▶ [Required work]
Print the records below word for word, but leave out the pictures.

* begin Given entries *

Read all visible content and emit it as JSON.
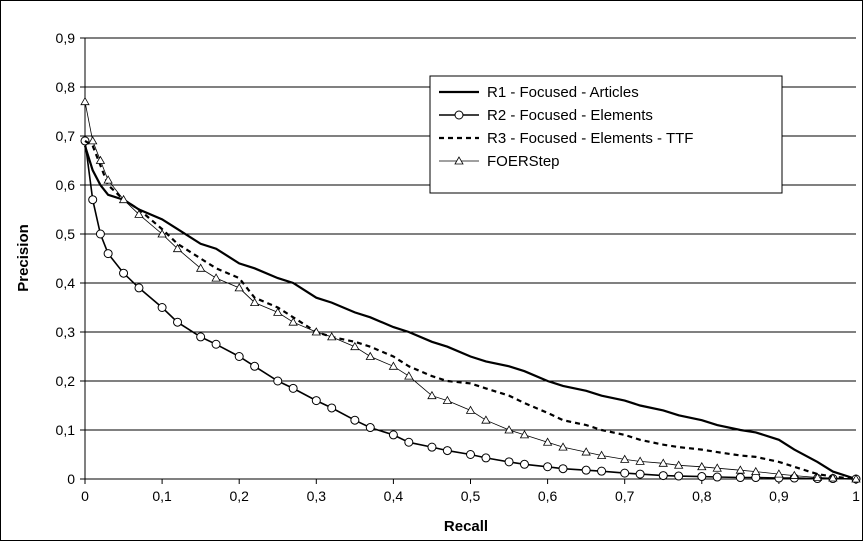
{
  "chart_data": {
    "type": "line",
    "title": "",
    "xlabel": "Recall",
    "ylabel": "Precision",
    "xlim": [
      0,
      1
    ],
    "ylim": [
      0,
      0.9
    ],
    "x_ticks": [
      "0",
      "0,1",
      "0,2",
      "0,3",
      "0,4",
      "0,5",
      "0,6",
      "0,7",
      "0,8",
      "0,9",
      "1"
    ],
    "y_ticks": [
      "0",
      "0,1",
      "0,2",
      "0,3",
      "0,4",
      "0,5",
      "0,6",
      "0,7",
      "0,8",
      "0,9"
    ],
    "grid": "horizontal",
    "legend_position": "top-right",
    "x": [
      0,
      0.01,
      0.02,
      0.03,
      0.05,
      0.07,
      0.1,
      0.12,
      0.15,
      0.17,
      0.2,
      0.22,
      0.25,
      0.27,
      0.3,
      0.32,
      0.35,
      0.37,
      0.4,
      0.42,
      0.45,
      0.47,
      0.5,
      0.52,
      0.55,
      0.57,
      0.6,
      0.62,
      0.65,
      0.67,
      0.7,
      0.72,
      0.75,
      0.77,
      0.8,
      0.82,
      0.85,
      0.87,
      0.9,
      0.92,
      0.95,
      0.97,
      1.0
    ],
    "series": [
      {
        "name": "R1 - Focused - Articles",
        "style": "solid-thick",
        "values": [
          0.68,
          0.63,
          0.6,
          0.58,
          0.57,
          0.55,
          0.53,
          0.51,
          0.48,
          0.47,
          0.44,
          0.43,
          0.41,
          0.4,
          0.37,
          0.36,
          0.34,
          0.33,
          0.31,
          0.3,
          0.28,
          0.27,
          0.25,
          0.24,
          0.23,
          0.22,
          0.2,
          0.19,
          0.18,
          0.17,
          0.16,
          0.15,
          0.14,
          0.13,
          0.12,
          0.11,
          0.1,
          0.095,
          0.08,
          0.06,
          0.035,
          0.015,
          0.0
        ]
      },
      {
        "name": "R2 - Focused - Elements",
        "style": "solid-circle",
        "values": [
          0.69,
          0.57,
          0.5,
          0.46,
          0.42,
          0.39,
          0.35,
          0.32,
          0.29,
          0.275,
          0.25,
          0.23,
          0.2,
          0.185,
          0.16,
          0.145,
          0.12,
          0.105,
          0.09,
          0.075,
          0.065,
          0.058,
          0.05,
          0.043,
          0.035,
          0.03,
          0.025,
          0.021,
          0.018,
          0.016,
          0.012,
          0.01,
          0.007,
          0.006,
          0.005,
          0.004,
          0.003,
          0.003,
          0.002,
          0.002,
          0.001,
          0.001,
          0.0
        ]
      },
      {
        "name": "R3 - Focused - Elements - TTF",
        "style": "dashed",
        "values": [
          0.69,
          0.68,
          0.64,
          0.6,
          0.57,
          0.55,
          0.51,
          0.48,
          0.45,
          0.43,
          0.41,
          0.37,
          0.35,
          0.33,
          0.3,
          0.29,
          0.28,
          0.27,
          0.25,
          0.23,
          0.21,
          0.2,
          0.195,
          0.185,
          0.17,
          0.155,
          0.135,
          0.12,
          0.11,
          0.1,
          0.09,
          0.08,
          0.07,
          0.065,
          0.06,
          0.055,
          0.048,
          0.045,
          0.035,
          0.025,
          0.01,
          0.005,
          0.0
        ]
      },
      {
        "name": "FOERStep",
        "style": "thin-triangle",
        "values": [
          0.77,
          0.69,
          0.65,
          0.61,
          0.57,
          0.54,
          0.5,
          0.47,
          0.43,
          0.41,
          0.39,
          0.36,
          0.34,
          0.32,
          0.3,
          0.29,
          0.27,
          0.25,
          0.23,
          0.21,
          0.17,
          0.16,
          0.14,
          0.12,
          0.1,
          0.09,
          0.075,
          0.065,
          0.055,
          0.048,
          0.04,
          0.036,
          0.032,
          0.028,
          0.025,
          0.022,
          0.018,
          0.015,
          0.01,
          0.007,
          0.003,
          0.002,
          0.0
        ]
      }
    ]
  }
}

* end Given entries *

▶ [Problem solution]
Read all visible content and emit it as JSON.
{
  "chart_data": {
    "type": "line",
    "title": "",
    "xlabel": "Recall",
    "ylabel": "Precision",
    "xlim": [
      0,
      1
    ],
    "ylim": [
      0,
      0.9
    ],
    "x_ticks": [
      "0",
      "0,1",
      "0,2",
      "0,3",
      "0,4",
      "0,5",
      "0,6",
      "0,7",
      "0,8",
      "0,9",
      "1"
    ],
    "y_ticks": [
      "0",
      "0,1",
      "0,2",
      "0,3",
      "0,4",
      "0,5",
      "0,6",
      "0,7",
      "0,8",
      "0,9"
    ],
    "grid": "horizontal",
    "legend_position": "top-right",
    "x": [
      0,
      0.01,
      0.02,
      0.03,
      0.05,
      0.07,
      0.1,
      0.12,
      0.15,
      0.17,
      0.2,
      0.22,
      0.25,
      0.27,
      0.3,
      0.32,
      0.35,
      0.37,
      0.4,
      0.42,
      0.45,
      0.47,
      0.5,
      0.52,
      0.55,
      0.57,
      0.6,
      0.62,
      0.65,
      0.67,
      0.7,
      0.72,
      0.75,
      0.77,
      0.8,
      0.82,
      0.85,
      0.87,
      0.9,
      0.92,
      0.95,
      0.97,
      1.0
    ],
    "series": [
      {
        "name": "R1 - Focused - Articles",
        "style": "solid-thick",
        "values": [
          0.68,
          0.63,
          0.6,
          0.58,
          0.57,
          0.55,
          0.53,
          0.51,
          0.48,
          0.47,
          0.44,
          0.43,
          0.41,
          0.4,
          0.37,
          0.36,
          0.34,
          0.33,
          0.31,
          0.3,
          0.28,
          0.27,
          0.25,
          0.24,
          0.23,
          0.22,
          0.2,
          0.19,
          0.18,
          0.17,
          0.16,
          0.15,
          0.14,
          0.13,
          0.12,
          0.11,
          0.1,
          0.095,
          0.08,
          0.06,
          0.035,
          0.015,
          0.0
        ]
      },
      {
        "name": "R2 - Focused - Elements",
        "style": "solid-circle",
        "values": [
          0.69,
          0.57,
          0.5,
          0.46,
          0.42,
          0.39,
          0.35,
          0.32,
          0.29,
          0.275,
          0.25,
          0.23,
          0.2,
          0.185,
          0.16,
          0.145,
          0.12,
          0.105,
          0.09,
          0.075,
          0.065,
          0.058,
          0.05,
          0.043,
          0.035,
          0.03,
          0.025,
          0.021,
          0.018,
          0.016,
          0.012,
          0.01,
          0.007,
          0.006,
          0.005,
          0.004,
          0.003,
          0.003,
          0.002,
          0.002,
          0.001,
          0.001,
          0.0
        ]
      },
      {
        "name": "R3 - Focused - Elements - TTF",
        "style": "dashed",
        "values": [
          0.69,
          0.68,
          0.64,
          0.6,
          0.57,
          0.55,
          0.51,
          0.48,
          0.45,
          0.43,
          0.41,
          0.37,
          0.35,
          0.33,
          0.3,
          0.29,
          0.28,
          0.27,
          0.25,
          0.23,
          0.21,
          0.2,
          0.195,
          0.185,
          0.17,
          0.155,
          0.135,
          0.12,
          0.11,
          0.1,
          0.09,
          0.08,
          0.07,
          0.065,
          0.06,
          0.055,
          0.048,
          0.045,
          0.035,
          0.025,
          0.01,
          0.005,
          0.0
        ]
      },
      {
        "name": "FOERStep",
        "style": "thin-triangle",
        "values": [
          0.77,
          0.69,
          0.65,
          0.61,
          0.57,
          0.54,
          0.5,
          0.47,
          0.43,
          0.41,
          0.39,
          0.36,
          0.34,
          0.32,
          0.3,
          0.29,
          0.27,
          0.25,
          0.23,
          0.21,
          0.17,
          0.16,
          0.14,
          0.12,
          0.1,
          0.09,
          0.075,
          0.065,
          0.055,
          0.048,
          0.04,
          0.036,
          0.032,
          0.028,
          0.025,
          0.022,
          0.018,
          0.015,
          0.01,
          0.007,
          0.003,
          0.002,
          0.0
        ]
      }
    ]
  }
}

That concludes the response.